> _STATED GOAL_:
Find how many lines contain the word "argue" and state that number alone.

> _GIVEN INFORMATION_:
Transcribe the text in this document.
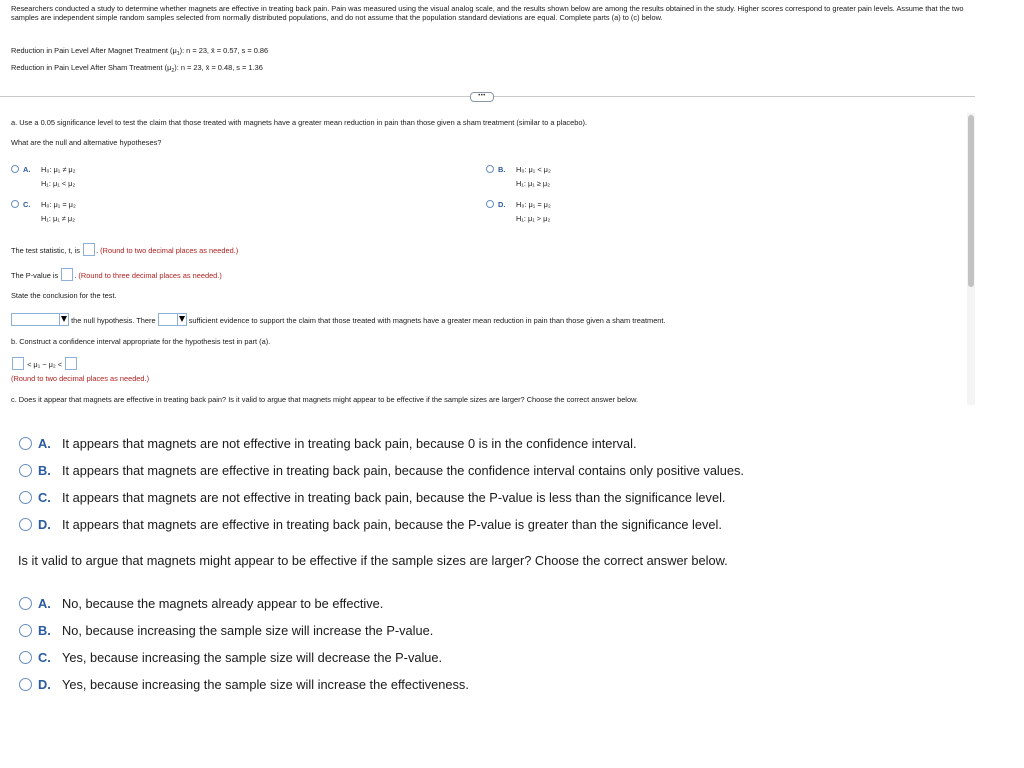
Researchers conducted a study to determine whether magnets are effective in treating back pain. Pain was measured using the visual analog scale, and the results shown below are among the results obtained in the study. Higher scores correspond to greater pain levels. Assume that the two samples are independent simple random samples selected from normally distributed populations, and do not assume that the population standard deviations are equal. Complete parts (a) to (c) below.
Reduction in Pain Level After Magnet Treatment $(\mu_1)$: n = 23, x̄ = 0.57, s = 0.86
Reduction in Pain Level After Sham Treatment $(\mu_2)$: n = 23, x̄ = 0.48, s = 1.36
•••
a. Use a 0.05 significance level to test the claim that those treated with magnets have a greater mean reduction in pain than those given a sham treatment (similar to a placebo).
What are the null and alternative hypotheses?
A.	H₀: μ₁ ≠ μ₂
H₁: μ₁ < μ₂
B.	H₀: μ₁ < μ₂
H₁: μ₁ ≥ μ₂
C.	H₀: μ₁ = μ₂
H₁: μ₁ ≠ μ₂
D.	H₀: μ₁ = μ₂
H₁: μ₁ > μ₂
The test statistic, t, is . (Round to two decimal places as needed.)
The P-value is . (Round to three decimal places as needed.)
State the conclusion for the test.
the null hypothesis. There	sufficient evidence to support the claim that those treated with magnets have a greater mean reduction in pain than those given a sham treatment.
b. Construct a confidence interval appropriate for the hypothesis test in part (a).
< μ₁ − μ₂ <
(Round to two decimal places as needed.)
c. Does it appear that magnets are effective in treating back pain? Is it valid to argue that magnets might appear to be effective if the sample sizes are larger? Choose the correct answer below.
A. It appears that magnets are not effective in treating back pain, because 0 is in the confidence interval.
B. It appears that magnets are effective in treating back pain, because the confidence interval contains only positive values.
C. It appears that magnets are not effective in treating back pain, because the P-value is less than the significance level.
D. It appears that magnets are effective in treating back pain, because the P-value is greater than the significance level.
Is it valid to argue that magnets might appear to be effective if the sample sizes are larger? Choose the correct answer below.
A. No, because the magnets already appear to be effective.
B. No, because increasing the sample size will increase the P-value.
C. Yes, because increasing the sample size will decrease the P-value.
D. Yes, because increasing the sample size will increase the effectiveness.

> _WRITTEN ANSWER_:
2